**How to complete this task**
Search the entries below. Return every line that has "apoptosis" in it.

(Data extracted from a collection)
================
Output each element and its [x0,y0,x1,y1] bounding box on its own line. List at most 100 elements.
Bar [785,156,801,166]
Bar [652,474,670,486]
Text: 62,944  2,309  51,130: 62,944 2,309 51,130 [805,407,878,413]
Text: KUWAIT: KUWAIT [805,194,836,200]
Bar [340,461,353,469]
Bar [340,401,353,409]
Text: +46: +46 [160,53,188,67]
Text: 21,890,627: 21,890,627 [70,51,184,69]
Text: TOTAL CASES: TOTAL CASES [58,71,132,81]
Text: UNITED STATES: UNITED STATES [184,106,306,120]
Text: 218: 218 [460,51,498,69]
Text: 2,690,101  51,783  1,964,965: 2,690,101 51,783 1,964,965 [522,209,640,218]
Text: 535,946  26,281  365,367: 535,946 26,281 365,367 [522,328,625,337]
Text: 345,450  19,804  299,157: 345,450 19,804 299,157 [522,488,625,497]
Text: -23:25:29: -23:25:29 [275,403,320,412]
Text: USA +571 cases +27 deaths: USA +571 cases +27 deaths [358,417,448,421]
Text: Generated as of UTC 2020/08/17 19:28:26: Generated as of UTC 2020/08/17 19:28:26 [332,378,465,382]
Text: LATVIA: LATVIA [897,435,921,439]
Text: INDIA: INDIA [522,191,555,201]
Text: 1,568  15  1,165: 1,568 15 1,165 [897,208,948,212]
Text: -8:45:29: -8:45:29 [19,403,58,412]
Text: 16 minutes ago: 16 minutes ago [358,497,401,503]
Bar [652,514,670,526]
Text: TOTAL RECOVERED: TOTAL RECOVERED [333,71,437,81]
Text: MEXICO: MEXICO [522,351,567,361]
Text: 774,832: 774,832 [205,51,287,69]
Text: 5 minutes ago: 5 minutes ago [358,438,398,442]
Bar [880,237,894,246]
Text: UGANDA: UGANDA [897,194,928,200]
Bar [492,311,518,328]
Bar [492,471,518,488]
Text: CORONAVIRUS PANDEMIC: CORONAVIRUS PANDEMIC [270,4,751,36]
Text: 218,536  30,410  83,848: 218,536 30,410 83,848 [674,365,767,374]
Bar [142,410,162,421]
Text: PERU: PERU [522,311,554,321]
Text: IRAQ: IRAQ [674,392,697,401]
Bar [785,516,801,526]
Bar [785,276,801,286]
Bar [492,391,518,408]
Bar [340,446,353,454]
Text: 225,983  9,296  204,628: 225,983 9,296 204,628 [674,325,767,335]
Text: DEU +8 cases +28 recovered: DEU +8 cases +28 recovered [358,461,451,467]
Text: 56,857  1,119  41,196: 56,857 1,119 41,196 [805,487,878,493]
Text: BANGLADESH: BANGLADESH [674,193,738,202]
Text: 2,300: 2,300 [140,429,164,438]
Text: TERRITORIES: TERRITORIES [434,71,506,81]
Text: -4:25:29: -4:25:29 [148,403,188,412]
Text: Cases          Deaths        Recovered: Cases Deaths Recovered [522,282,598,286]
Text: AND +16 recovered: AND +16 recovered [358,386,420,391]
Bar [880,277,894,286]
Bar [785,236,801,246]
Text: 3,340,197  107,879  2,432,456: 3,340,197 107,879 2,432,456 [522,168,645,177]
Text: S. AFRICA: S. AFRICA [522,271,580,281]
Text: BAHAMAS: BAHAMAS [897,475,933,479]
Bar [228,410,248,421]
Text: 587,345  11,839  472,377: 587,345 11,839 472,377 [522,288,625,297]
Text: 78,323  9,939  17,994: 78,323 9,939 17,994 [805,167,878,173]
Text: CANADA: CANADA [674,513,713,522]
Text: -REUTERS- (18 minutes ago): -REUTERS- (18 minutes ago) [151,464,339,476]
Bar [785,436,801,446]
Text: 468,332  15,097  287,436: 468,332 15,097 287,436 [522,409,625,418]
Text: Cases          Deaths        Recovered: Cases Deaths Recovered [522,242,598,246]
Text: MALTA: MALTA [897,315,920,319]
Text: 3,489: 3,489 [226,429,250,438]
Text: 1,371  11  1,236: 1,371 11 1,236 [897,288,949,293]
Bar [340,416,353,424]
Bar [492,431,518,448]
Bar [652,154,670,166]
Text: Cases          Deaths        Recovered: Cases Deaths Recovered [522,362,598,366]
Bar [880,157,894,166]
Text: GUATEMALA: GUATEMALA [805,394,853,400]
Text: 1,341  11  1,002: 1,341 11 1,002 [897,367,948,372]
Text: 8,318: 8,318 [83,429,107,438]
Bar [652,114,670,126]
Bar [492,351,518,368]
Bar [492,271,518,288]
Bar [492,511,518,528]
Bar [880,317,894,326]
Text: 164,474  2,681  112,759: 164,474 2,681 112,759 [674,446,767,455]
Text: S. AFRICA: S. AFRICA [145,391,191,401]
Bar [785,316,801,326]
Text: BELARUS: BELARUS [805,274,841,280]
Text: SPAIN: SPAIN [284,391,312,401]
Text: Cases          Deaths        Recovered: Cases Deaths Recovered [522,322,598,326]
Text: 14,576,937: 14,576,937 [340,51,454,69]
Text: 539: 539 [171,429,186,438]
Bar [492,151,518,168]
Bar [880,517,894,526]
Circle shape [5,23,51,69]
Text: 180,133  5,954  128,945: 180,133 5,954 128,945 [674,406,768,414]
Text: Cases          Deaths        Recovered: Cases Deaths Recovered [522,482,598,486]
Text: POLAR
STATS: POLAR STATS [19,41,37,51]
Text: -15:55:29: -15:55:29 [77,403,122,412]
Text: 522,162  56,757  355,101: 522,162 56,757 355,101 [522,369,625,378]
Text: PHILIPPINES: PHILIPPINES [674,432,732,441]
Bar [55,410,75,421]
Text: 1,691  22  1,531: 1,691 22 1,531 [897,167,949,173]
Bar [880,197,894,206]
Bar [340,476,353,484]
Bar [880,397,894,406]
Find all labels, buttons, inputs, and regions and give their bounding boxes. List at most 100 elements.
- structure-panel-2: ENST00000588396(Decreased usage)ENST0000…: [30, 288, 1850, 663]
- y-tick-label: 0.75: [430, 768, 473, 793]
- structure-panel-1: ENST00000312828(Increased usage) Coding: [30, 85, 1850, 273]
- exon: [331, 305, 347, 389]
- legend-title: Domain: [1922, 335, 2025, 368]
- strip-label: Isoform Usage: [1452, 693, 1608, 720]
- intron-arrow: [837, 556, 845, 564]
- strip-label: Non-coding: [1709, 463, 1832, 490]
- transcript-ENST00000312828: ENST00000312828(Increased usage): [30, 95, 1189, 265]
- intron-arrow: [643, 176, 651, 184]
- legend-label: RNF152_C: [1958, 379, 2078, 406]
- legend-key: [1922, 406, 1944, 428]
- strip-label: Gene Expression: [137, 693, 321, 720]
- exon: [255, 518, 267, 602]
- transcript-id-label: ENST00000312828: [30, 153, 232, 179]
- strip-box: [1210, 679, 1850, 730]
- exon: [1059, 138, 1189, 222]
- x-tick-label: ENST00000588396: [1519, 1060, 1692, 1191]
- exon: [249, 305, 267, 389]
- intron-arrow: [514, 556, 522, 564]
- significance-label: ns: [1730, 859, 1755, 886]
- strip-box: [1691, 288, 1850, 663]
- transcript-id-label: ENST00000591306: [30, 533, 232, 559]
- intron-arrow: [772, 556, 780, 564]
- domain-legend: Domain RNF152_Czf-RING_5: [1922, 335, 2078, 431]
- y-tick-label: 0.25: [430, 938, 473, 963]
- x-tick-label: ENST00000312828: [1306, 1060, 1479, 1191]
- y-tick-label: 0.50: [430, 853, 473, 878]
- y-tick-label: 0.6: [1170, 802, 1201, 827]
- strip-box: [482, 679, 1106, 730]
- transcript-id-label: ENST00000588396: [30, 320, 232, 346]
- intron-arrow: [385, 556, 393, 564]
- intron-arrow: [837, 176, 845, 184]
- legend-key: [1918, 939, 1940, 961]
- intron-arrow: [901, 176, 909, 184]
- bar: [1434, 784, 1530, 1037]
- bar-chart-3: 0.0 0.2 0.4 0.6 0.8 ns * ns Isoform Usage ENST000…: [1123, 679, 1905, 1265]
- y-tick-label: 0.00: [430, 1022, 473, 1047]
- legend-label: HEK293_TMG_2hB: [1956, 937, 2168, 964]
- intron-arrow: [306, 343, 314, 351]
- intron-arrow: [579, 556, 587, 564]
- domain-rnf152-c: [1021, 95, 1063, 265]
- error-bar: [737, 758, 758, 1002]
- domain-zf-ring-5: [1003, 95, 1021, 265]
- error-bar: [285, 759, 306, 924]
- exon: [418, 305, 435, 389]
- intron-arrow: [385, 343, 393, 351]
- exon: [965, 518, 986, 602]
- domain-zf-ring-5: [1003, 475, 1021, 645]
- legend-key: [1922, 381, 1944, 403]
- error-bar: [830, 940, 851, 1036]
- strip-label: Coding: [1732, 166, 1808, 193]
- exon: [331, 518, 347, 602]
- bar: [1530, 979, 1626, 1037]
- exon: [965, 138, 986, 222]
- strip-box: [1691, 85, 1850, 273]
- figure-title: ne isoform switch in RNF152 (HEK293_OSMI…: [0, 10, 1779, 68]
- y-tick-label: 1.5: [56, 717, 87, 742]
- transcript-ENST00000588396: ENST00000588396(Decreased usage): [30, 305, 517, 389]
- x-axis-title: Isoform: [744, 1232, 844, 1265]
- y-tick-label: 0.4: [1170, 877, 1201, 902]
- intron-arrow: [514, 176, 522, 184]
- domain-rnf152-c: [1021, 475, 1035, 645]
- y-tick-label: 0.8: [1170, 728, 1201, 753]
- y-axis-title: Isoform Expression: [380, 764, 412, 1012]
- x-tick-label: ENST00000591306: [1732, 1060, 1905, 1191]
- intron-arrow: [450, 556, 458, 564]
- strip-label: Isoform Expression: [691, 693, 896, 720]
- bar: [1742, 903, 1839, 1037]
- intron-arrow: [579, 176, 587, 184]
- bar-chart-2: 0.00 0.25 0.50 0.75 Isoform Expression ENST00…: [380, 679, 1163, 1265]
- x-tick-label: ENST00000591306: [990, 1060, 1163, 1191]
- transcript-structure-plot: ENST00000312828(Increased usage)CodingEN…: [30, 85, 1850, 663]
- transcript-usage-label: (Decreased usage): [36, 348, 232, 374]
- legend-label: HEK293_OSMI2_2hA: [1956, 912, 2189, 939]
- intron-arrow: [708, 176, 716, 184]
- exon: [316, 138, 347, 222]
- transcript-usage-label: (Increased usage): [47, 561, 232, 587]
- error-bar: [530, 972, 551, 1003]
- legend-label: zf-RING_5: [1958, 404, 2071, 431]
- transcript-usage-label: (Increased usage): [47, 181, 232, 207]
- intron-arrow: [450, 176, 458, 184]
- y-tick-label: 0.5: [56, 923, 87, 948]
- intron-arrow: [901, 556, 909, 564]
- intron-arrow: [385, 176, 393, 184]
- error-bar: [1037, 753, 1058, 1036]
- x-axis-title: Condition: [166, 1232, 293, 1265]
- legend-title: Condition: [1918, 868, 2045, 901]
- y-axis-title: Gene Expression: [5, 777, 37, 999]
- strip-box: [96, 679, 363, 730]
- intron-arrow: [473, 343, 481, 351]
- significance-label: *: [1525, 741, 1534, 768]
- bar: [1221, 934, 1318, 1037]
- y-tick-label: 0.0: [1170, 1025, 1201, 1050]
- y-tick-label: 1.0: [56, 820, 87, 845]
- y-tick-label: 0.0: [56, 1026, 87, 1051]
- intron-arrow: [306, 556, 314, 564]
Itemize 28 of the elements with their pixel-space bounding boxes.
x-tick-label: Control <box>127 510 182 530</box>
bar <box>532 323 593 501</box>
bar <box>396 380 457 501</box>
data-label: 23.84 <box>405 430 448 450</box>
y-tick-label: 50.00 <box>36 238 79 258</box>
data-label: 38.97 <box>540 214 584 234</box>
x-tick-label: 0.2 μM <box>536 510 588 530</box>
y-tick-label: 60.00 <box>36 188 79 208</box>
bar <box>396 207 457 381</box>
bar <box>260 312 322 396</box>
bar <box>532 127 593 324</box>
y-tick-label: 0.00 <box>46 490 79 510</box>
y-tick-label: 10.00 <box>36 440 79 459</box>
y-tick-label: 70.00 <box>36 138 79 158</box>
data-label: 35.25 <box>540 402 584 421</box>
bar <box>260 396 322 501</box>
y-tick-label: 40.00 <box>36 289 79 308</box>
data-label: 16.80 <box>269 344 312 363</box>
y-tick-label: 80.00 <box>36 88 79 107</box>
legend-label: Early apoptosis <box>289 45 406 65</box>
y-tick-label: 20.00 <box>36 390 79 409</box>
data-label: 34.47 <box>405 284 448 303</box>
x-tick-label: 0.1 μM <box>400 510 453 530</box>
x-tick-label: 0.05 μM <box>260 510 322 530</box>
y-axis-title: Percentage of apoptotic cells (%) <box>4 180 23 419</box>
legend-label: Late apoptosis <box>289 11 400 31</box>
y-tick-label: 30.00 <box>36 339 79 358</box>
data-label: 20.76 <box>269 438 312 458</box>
================
**Answer area**
legend-label: Early apoptosis <box>289 45 406 65</box>
legend-label: Late apoptosis <box>289 11 400 31</box>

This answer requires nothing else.